:: Problem to work on ::
Which lines in the material below contain the word "this"? Copy each of them.
>> start
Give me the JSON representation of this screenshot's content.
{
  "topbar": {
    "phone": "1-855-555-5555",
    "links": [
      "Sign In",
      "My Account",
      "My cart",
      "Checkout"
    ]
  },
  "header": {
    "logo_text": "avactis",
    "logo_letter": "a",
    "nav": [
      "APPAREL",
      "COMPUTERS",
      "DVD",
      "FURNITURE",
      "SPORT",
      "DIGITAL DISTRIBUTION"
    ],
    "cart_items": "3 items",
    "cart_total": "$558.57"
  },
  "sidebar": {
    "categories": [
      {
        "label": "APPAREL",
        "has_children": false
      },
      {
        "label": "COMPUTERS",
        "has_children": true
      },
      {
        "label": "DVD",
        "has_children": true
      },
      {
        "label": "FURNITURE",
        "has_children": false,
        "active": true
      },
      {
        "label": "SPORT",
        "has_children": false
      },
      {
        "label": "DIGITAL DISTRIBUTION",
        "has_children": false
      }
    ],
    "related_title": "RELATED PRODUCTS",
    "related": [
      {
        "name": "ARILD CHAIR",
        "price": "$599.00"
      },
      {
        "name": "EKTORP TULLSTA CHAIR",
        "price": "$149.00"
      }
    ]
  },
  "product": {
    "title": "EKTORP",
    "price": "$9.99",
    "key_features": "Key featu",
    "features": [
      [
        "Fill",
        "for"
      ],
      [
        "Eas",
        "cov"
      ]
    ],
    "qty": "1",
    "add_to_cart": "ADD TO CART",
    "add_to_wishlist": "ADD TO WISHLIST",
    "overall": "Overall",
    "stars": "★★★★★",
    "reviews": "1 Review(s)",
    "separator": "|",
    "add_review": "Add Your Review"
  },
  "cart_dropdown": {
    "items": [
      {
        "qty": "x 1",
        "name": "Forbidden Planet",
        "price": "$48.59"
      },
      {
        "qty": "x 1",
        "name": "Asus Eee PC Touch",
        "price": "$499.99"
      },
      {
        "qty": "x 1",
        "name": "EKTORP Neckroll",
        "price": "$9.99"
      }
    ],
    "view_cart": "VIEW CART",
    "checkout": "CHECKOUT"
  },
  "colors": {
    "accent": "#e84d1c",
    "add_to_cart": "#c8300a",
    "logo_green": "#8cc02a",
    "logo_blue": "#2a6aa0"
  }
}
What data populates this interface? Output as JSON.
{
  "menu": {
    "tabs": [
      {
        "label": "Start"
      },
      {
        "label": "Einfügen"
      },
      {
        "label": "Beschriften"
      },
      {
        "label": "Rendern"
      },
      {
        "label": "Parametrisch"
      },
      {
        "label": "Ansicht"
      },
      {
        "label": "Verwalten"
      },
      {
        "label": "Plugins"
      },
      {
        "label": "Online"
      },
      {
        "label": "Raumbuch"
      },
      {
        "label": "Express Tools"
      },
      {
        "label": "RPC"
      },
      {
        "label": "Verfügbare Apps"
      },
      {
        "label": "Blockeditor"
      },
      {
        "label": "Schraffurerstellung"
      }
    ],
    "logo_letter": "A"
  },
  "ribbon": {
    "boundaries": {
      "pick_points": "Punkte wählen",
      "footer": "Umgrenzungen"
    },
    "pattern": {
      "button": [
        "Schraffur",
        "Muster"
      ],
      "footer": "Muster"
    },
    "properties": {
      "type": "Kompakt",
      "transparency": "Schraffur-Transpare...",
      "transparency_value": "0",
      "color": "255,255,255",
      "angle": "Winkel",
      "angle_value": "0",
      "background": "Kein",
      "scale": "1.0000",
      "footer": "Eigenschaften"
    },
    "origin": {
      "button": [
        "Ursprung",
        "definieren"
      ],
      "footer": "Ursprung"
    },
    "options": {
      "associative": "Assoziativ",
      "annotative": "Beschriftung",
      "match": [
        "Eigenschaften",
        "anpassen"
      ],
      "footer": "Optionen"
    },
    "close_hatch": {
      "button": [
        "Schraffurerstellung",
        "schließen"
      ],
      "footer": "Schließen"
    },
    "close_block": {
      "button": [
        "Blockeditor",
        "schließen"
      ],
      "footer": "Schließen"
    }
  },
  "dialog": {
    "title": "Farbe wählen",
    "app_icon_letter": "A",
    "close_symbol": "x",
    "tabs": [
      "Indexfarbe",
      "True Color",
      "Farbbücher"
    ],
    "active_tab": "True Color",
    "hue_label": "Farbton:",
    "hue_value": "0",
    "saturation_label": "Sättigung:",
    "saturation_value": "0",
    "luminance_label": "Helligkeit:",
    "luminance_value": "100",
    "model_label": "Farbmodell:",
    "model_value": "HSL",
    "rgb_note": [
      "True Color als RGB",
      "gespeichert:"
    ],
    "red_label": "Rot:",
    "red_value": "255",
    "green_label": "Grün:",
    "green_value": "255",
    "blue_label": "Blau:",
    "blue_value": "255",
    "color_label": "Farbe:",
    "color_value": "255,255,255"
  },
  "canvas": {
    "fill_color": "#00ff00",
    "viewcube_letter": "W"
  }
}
>> end
:: Written reply ::
Give me the JSON representation of this screenshot's content.
What data populates this interface? Output as JSON.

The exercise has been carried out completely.